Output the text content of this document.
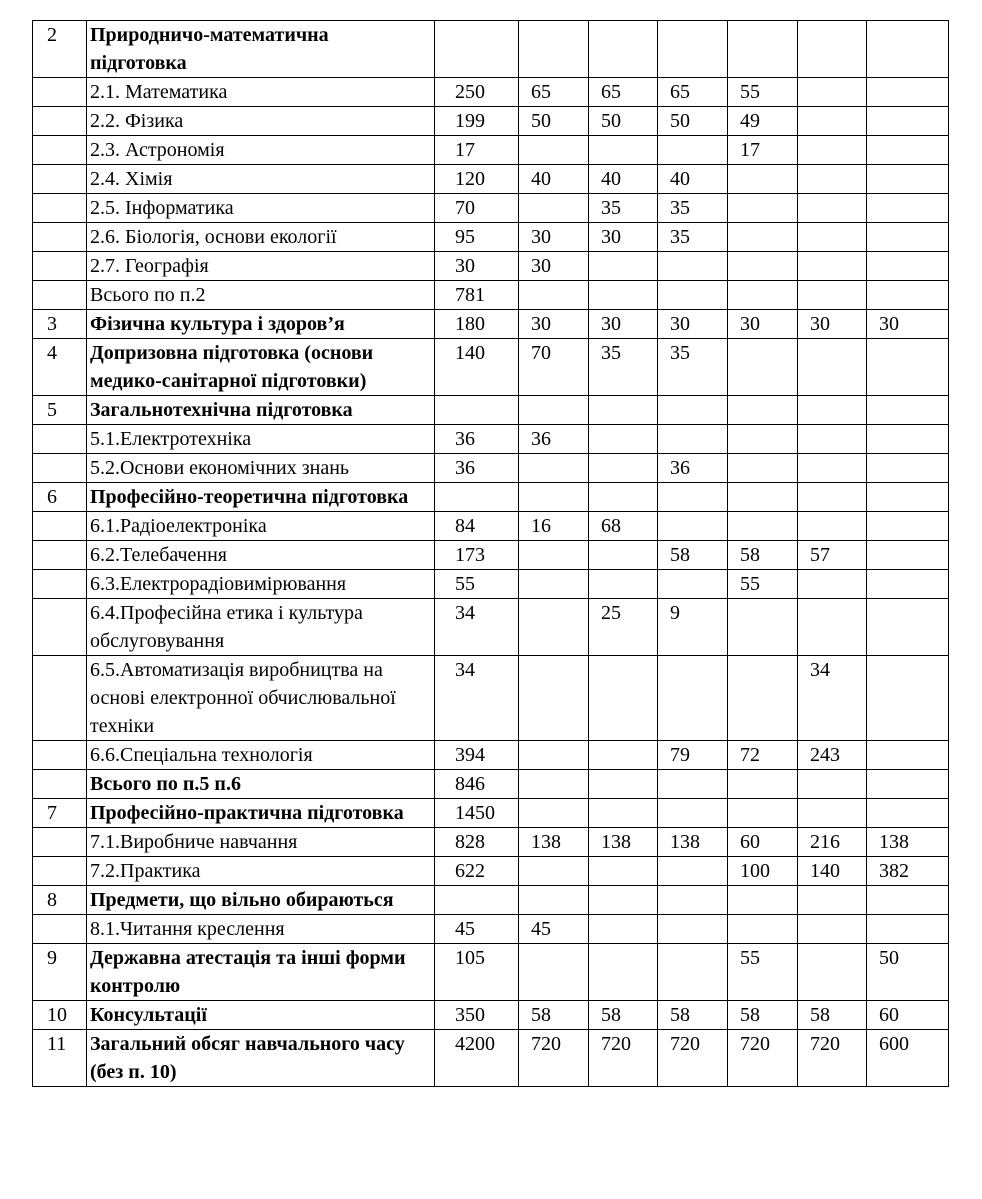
2	Природничо-математична підготовка							
	2.1. Математика	250	65	65	65	55		
	2.2. Фізика	199	50	50	50	49		
	2.3. Астрономія	17				17		
	2.4. Хімія	120	40	40	40			
	2.5. Інформатика	70		35	35			
	2.6. Біологія, основи екології	95	30	30	35			
	2.7. Географія	30	30					
	Всього по п.2	781						
3	Фізична культура і здоров’я	180	30	30	30	30	30	30
4	Допризовна підготовка (основи медико-санітарної підготовки)	140	70	35	35			
5	Загальнотехнічна підготовка							
	5.1.Електротехніка	36	36					
	5.2.Основи економічних знань	36			36			
6	Професійно-теоретична підготовка							
	6.1.Радіоелектроніка	84	16	68				
	6.2.Телебачення	173			58	58	57	
	6.3.Електрорадіовимірювання	55				55		
	6.4.Професійна етика і культура обслуговування	34		25	9			
	6.5.Автоматизація виробництва на основі електронної обчислювальної техніки	34					34	
	6.6.Спеціальна технологія	394			79	72	243	
	Всього по п.5 п.6	846						
7	Професійно-практична підготовка	1450						
	7.1.Виробниче навчання	828	138	138	138	60	216	138
	7.2.Практика	622				100	140	382
8	Предмети, що вільно обираються							
	8.1.Читання креслення	45	45					
9	Державна атестація та інші форми контролю	105				55		50
10	Консультації	350	58	58	58	58	58	60
11	Загальний обсяг навчального часу (без п. 10)	4200	720	720	720	720	720	600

────────────────────

Task prompt:
Extract every line containing the string "Професійно" from the data above.

Task answer:
6	Професійно-теоретична підготовка							
7	Професійно-практична підготовка	1450						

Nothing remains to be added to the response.